• Work to be completed
Review the lines that follow and copy each one that contains the word "JSON".
─── Information supplied ───
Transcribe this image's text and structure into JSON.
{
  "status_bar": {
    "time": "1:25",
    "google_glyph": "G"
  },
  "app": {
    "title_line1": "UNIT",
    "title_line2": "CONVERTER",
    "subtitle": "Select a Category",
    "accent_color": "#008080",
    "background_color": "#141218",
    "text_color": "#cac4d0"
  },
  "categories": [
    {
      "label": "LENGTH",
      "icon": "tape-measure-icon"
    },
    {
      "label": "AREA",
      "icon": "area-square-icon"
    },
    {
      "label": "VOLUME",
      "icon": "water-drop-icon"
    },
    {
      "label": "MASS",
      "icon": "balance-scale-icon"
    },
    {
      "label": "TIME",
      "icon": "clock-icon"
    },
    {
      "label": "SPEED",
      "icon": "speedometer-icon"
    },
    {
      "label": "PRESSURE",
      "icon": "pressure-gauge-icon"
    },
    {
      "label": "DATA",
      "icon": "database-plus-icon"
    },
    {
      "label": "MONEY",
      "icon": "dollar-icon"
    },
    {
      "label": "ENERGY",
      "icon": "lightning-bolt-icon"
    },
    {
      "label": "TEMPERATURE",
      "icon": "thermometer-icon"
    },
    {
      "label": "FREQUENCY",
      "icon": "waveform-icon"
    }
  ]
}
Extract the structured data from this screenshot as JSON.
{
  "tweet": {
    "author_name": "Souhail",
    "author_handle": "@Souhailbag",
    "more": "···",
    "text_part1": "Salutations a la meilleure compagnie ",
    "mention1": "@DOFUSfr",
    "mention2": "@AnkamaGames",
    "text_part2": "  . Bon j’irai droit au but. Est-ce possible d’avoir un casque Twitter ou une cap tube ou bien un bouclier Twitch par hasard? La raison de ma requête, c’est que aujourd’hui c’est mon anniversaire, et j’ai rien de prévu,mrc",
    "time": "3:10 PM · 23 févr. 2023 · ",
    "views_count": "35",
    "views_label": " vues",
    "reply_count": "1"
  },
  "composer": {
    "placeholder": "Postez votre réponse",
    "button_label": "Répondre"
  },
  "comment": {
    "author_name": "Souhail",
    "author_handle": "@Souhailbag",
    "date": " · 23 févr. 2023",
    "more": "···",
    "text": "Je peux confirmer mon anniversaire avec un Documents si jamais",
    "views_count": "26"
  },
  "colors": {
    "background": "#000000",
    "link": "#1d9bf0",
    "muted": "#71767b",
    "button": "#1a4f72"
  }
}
───
─── Information supplied ───
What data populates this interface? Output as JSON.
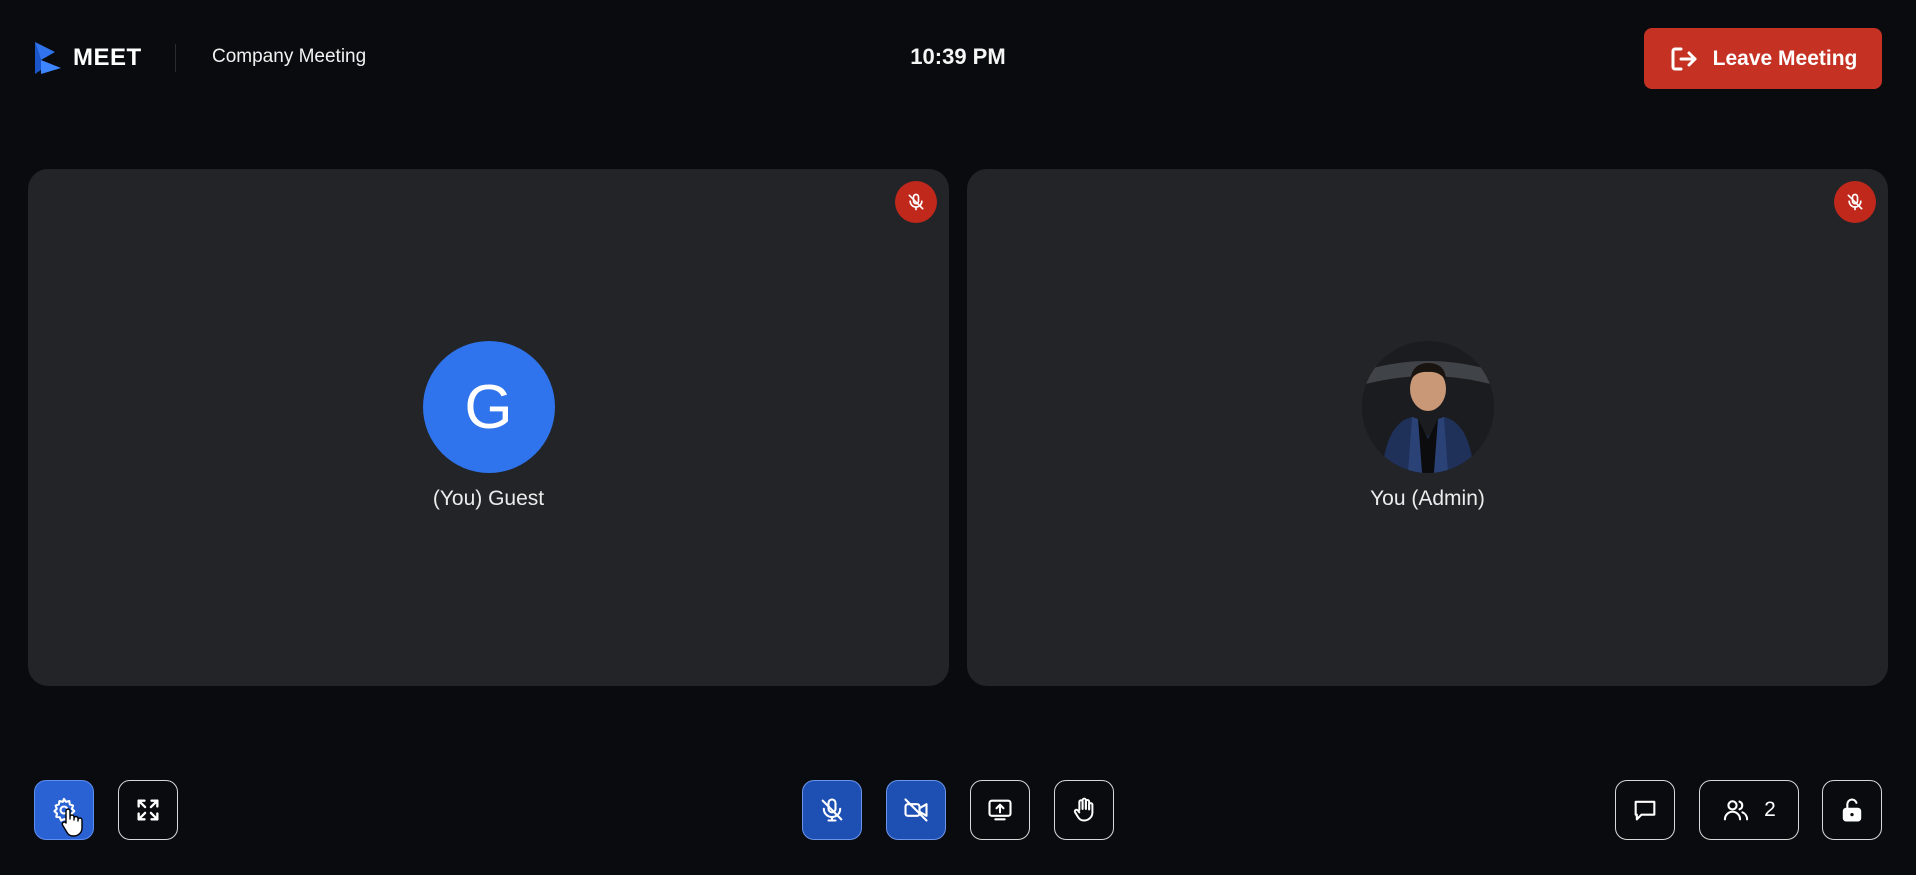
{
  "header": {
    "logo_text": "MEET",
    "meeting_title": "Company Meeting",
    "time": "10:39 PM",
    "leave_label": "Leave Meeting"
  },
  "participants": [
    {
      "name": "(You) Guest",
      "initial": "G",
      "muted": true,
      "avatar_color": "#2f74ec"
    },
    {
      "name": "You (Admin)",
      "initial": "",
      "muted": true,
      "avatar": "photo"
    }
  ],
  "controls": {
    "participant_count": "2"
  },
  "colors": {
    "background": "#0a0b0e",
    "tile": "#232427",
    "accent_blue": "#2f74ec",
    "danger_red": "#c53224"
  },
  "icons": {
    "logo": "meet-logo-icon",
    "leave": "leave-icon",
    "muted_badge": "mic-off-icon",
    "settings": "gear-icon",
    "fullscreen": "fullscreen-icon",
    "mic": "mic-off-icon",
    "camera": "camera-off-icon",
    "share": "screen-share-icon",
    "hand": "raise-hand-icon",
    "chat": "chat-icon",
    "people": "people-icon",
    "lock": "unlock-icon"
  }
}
───
• Exercise response
Transcribe this image's text and structure into JSON.
Extract the structured data from this screenshot as JSON.
What data populates this interface? Output as JSON.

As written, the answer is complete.